__Problem requirements__
Find and return each line containing "neighbors".

++++++++++

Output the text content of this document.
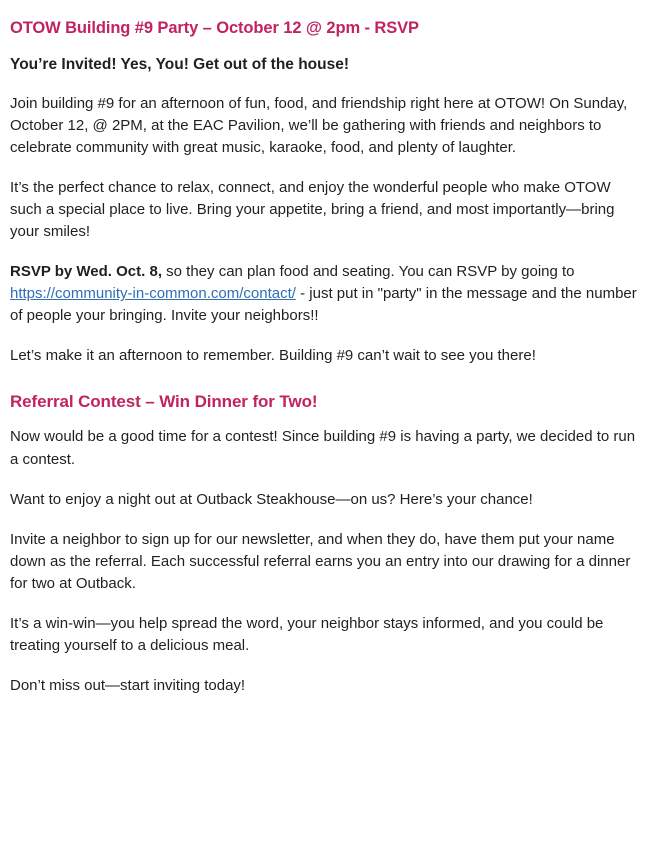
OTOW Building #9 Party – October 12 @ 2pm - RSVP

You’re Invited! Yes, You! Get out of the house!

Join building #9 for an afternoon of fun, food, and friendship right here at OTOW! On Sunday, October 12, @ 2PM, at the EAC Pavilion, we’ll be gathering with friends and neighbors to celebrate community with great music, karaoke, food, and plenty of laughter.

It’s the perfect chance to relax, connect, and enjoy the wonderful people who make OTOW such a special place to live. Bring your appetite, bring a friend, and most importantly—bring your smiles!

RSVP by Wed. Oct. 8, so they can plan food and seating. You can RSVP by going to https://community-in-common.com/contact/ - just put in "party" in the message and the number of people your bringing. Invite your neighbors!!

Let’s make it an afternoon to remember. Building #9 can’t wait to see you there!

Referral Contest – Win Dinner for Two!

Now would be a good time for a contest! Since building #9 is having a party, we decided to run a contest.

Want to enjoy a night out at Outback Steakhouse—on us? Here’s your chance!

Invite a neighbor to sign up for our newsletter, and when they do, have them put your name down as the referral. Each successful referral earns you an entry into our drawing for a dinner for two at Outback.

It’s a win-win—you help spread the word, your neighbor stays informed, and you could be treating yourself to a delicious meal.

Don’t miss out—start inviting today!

++++++++++

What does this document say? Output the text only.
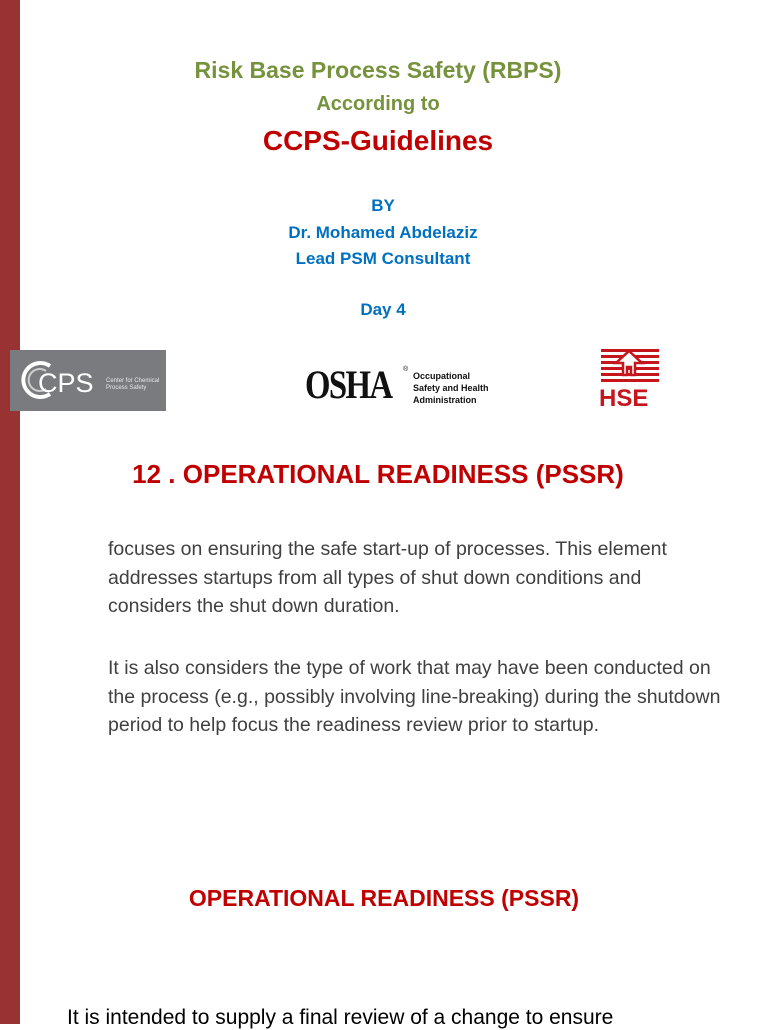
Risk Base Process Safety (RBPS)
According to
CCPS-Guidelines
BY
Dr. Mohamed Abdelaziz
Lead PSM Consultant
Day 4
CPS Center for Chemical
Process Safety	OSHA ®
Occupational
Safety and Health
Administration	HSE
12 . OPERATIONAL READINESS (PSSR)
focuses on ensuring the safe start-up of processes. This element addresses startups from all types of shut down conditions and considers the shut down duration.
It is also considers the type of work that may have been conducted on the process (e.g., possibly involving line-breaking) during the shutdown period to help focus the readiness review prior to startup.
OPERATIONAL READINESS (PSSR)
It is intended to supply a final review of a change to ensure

++++++++++

__Exercise result__
Join building #9 for an afternoon of fun, food, and friendship right here at OTOW! On Sunday, October 12, @ 2PM, at the EAC Pavilion, we’ll be gathering with friends and neighbors to celebrate community with great music, karaoke, food, and plenty of laughter.
RSVP by Wed. Oct. 8, so they can plan food and seating. You can RSVP by going to https://community-in-common.com/contact/ - just put in "party" in the message and the number of people your bringing. Invite your neighbors!!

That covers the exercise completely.